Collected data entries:

__________________________________________________

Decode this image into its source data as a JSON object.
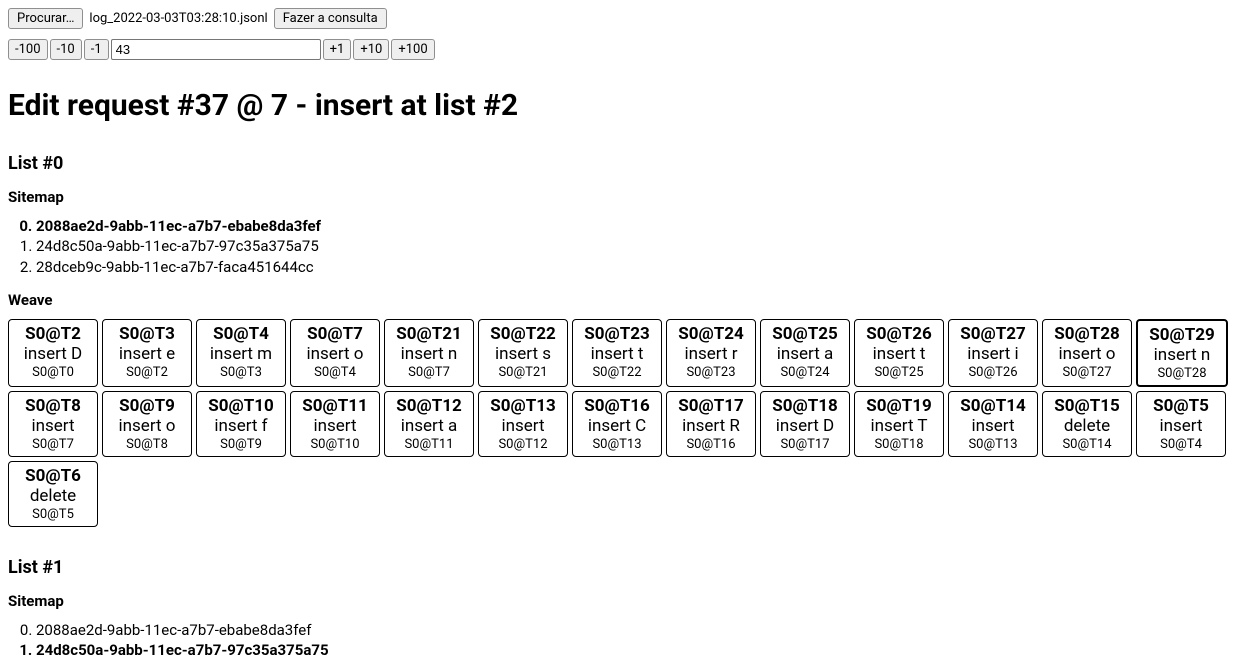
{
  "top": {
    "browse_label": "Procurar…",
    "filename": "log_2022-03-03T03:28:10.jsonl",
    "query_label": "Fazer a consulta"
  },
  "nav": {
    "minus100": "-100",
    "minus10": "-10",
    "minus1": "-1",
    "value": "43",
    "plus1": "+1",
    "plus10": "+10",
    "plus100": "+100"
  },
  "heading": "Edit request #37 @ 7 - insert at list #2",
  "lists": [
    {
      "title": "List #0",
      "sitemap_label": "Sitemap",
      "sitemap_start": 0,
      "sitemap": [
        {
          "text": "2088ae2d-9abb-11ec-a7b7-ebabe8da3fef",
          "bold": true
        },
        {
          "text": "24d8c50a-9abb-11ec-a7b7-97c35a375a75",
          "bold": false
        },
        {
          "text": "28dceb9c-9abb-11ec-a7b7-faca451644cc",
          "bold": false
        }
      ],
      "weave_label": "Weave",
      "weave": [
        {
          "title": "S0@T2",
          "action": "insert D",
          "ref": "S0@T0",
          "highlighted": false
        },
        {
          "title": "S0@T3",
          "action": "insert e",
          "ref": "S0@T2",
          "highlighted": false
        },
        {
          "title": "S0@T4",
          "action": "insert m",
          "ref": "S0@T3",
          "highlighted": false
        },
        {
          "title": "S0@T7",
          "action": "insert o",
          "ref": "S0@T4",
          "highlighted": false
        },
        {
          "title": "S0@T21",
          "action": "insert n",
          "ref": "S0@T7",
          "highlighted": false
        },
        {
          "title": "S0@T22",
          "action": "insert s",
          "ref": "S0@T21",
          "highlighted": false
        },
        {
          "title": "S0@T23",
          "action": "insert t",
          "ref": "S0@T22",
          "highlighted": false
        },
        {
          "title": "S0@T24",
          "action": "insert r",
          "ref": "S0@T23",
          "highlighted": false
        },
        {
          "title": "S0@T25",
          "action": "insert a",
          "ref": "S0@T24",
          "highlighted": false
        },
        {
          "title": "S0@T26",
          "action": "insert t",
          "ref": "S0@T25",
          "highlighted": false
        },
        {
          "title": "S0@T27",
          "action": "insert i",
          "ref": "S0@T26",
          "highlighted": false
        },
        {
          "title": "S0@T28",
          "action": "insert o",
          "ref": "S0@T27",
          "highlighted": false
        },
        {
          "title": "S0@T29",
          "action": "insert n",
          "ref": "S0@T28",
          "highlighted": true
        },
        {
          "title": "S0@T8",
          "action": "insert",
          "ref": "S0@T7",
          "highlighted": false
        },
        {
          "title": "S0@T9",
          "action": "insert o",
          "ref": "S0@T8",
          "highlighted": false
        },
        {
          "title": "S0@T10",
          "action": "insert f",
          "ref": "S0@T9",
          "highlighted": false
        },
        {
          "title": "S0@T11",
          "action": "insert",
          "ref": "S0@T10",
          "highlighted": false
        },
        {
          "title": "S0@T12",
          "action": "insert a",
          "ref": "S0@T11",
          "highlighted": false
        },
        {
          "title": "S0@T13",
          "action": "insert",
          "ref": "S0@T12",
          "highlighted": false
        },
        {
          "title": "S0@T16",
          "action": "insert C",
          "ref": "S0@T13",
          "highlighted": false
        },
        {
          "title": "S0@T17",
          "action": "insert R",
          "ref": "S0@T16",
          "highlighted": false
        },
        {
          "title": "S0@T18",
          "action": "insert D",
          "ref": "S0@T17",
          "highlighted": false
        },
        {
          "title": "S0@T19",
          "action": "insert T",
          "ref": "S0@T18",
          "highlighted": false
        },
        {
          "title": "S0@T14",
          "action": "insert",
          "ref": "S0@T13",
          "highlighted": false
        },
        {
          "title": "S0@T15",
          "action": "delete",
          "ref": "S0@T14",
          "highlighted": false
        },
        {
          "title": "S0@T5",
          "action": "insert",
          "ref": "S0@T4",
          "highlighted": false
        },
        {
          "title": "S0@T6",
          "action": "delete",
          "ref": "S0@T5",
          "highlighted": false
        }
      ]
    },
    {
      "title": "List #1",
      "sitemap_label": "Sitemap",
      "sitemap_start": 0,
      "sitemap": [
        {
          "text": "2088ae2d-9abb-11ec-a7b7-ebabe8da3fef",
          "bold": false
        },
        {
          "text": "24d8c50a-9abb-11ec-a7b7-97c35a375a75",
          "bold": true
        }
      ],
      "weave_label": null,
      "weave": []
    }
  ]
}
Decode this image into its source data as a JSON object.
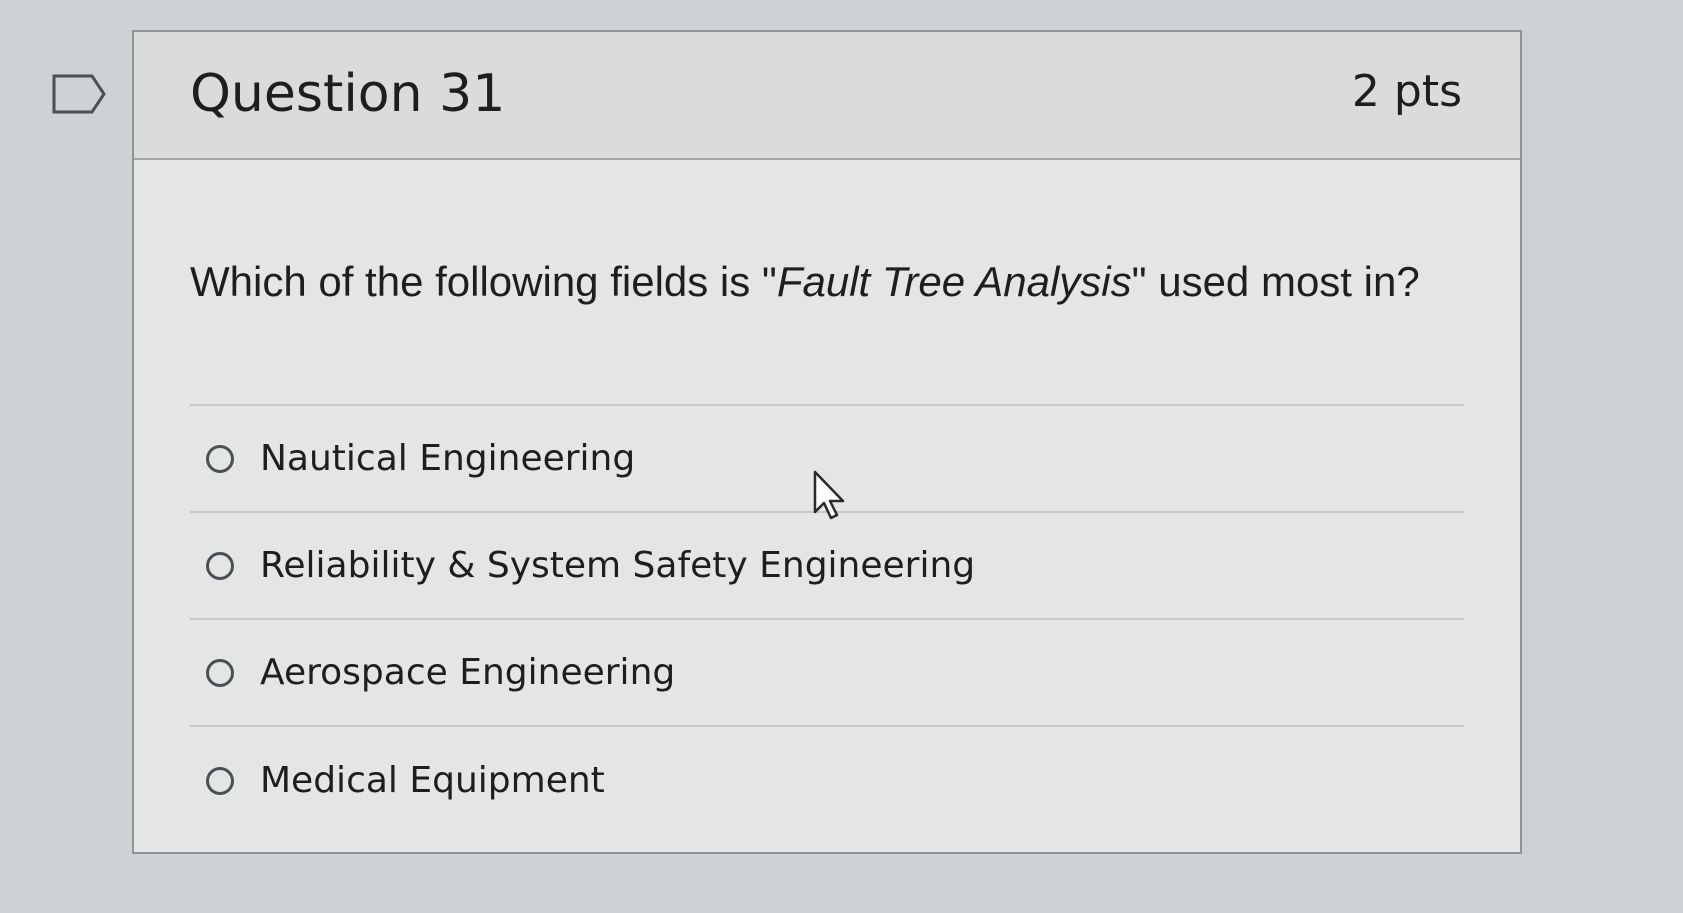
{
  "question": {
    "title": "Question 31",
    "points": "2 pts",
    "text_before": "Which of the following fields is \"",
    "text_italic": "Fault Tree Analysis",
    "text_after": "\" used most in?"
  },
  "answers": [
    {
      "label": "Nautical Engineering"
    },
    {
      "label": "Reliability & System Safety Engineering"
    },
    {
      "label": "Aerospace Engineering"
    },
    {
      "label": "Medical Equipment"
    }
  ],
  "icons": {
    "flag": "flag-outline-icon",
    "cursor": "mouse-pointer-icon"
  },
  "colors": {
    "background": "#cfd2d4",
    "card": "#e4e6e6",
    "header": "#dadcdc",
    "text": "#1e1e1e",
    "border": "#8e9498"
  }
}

__________________________________________________

WORK REQUIRED:
Transcribe the records above exactly as they appear, leaving out any pictures.

WRITTEN RESPONSE:
Decode this image into its source data as a JSON object.
{
  "top": {
    "browse_label": "Procurar…",
    "filename": "log_2022-03-03T03:28:10.jsonl",
    "query_label": "Fazer a consulta"
  },
  "nav": {
    "minus100": "-100",
    "minus10": "-10",
    "minus1": "-1",
    "value": "43",
    "plus1": "+1",
    "plus10": "+10",
    "plus100": "+100"
  },
  "heading": "Edit request #37 @ 7 - insert at list #2",
  "lists": [
    {
      "title": "List #0",
      "sitemap_label": "Sitemap",
      "sitemap_start": 0,
      "sitemap": [
        {
          "text": "2088ae2d-9abb-11ec-a7b7-ebabe8da3fef",
          "bold": true
        },
        {
          "text": "24d8c50a-9abb-11ec-a7b7-97c35a375a75",
          "bold": false
        },
        {
          "text": "28dceb9c-9abb-11ec-a7b7-faca451644cc",
          "bold": false
        }
      ],
      "weave_label": "Weave",
      "weave": [
        {
          "title": "S0@T2",
          "action": "insert D",
          "ref": "S0@T0",
          "highlighted": false
        },
        {
          "title": "S0@T3",
          "action": "insert e",
          "ref": "S0@T2",
          "highlighted": false
        },
        {
          "title": "S0@T4",
          "action": "insert m",
          "ref": "S0@T3",
          "highlighted": false
        },
        {
          "title": "S0@T7",
          "action": "insert o",
          "ref": "S0@T4",
          "highlighted": false
        },
        {
          "title": "S0@T21",
          "action": "insert n",
          "ref": "S0@T7",
          "highlighted": false
        },
        {
          "title": "S0@T22",
          "action": "insert s",
          "ref": "S0@T21",
          "highlighted": false
        },
        {
          "title": "S0@T23",
          "action": "insert t",
          "ref": "S0@T22",
          "highlighted": false
        },
        {
          "title": "S0@T24",
          "action": "insert r",
          "ref": "S0@T23",
          "highlighted": false
        },
        {
          "title": "S0@T25",
          "action": "insert a",
          "ref": "S0@T24",
          "highlighted": false
        },
        {
          "title": "S0@T26",
          "action": "insert t",
          "ref": "S0@T25",
          "highlighted": false
        },
        {
          "title": "S0@T27",
          "action": "insert i",
          "ref": "S0@T26",
          "highlighted": false
        },
        {
          "title": "S0@T28",
          "action": "insert o",
          "ref": "S0@T27",
          "highlighted": false
        },
        {
          "title": "S0@T29",
          "action": "insert n",
          "ref": "S0@T28",
          "highlighted": true
        },
        {
          "title": "S0@T8",
          "action": "insert",
          "ref": "S0@T7",
          "highlighted": false
        },
        {
          "title": "S0@T9",
          "action": "insert o",
          "ref": "S0@T8",
          "highlighted": false
        },
        {
          "title": "S0@T10",
          "action": "insert f",
          "ref": "S0@T9",
          "highlighted": false
        },
        {
          "title": "S0@T11",
          "action": "insert",
          "ref": "S0@T10",
          "highlighted": false
        },
        {
          "title": "S0@T12",
          "action": "insert a",
          "ref": "S0@T11",
          "highlighted": false
        },
        {
          "title": "S0@T13",
          "action": "insert",
          "ref": "S0@T12",
          "highlighted": false
        },
        {
          "title": "S0@T16",
          "action": "insert C",
          "ref": "S0@T13",
          "highlighted": false
        },
        {
          "title": "S0@T17",
          "action": "insert R",
          "ref": "S0@T16",
          "highlighted": false
        },
        {
          "title": "S0@T18",
          "action": "insert D",
          "ref": "S0@T17",
          "highlighted": false
        },
        {
          "title": "S0@T19",
          "action": "insert T",
          "ref": "S0@T18",
          "highlighted": false
        },
        {
          "title": "S0@T14",
          "action": "insert",
          "ref": "S0@T13",
          "highlighted": false
        },
        {
          "title": "S0@T15",
          "action": "delete",
          "ref": "S0@T14",
          "highlighted": false
        },
        {
          "title": "S0@T5",
          "action": "insert",
          "ref": "S0@T4",
          "highlighted": false
        },
        {
          "title": "S0@T6",
          "action": "delete",
          "ref": "S0@T5",
          "highlighted": false
        }
      ]
    },
    {
      "title": "List #1",
      "sitemap_label": "Sitemap",
      "sitemap_start": 0,
      "sitemap": [
        {
          "text": "2088ae2d-9abb-11ec-a7b7-ebabe8da3fef",
          "bold": false
        },
        {
          "text": "24d8c50a-9abb-11ec-a7b7-97c35a375a75",
          "bold": true
        }
      ],
      "weave_label": null,
      "weave": []
    }
  ]
}
Decode this image into its source data as a JSON object.
{
  "question": {
    "title": "Question 31",
    "points": "2 pts",
    "text_before": "Which of the following fields is \"",
    "text_italic": "Fault Tree Analysis",
    "text_after": "\" used most in?"
  },
  "answers": [
    {
      "label": "Nautical Engineering"
    },
    {
      "label": "Reliability & System Safety Engineering"
    },
    {
      "label": "Aerospace Engineering"
    },
    {
      "label": "Medical Equipment"
    }
  ],
  "icons": {
    "flag": "flag-outline-icon",
    "cursor": "mouse-pointer-icon"
  },
  "colors": {
    "background": "#cfd2d4",
    "card": "#e4e6e6",
    "header": "#dadcdc",
    "text": "#1e1e1e",
    "border": "#8e9498"
  }
}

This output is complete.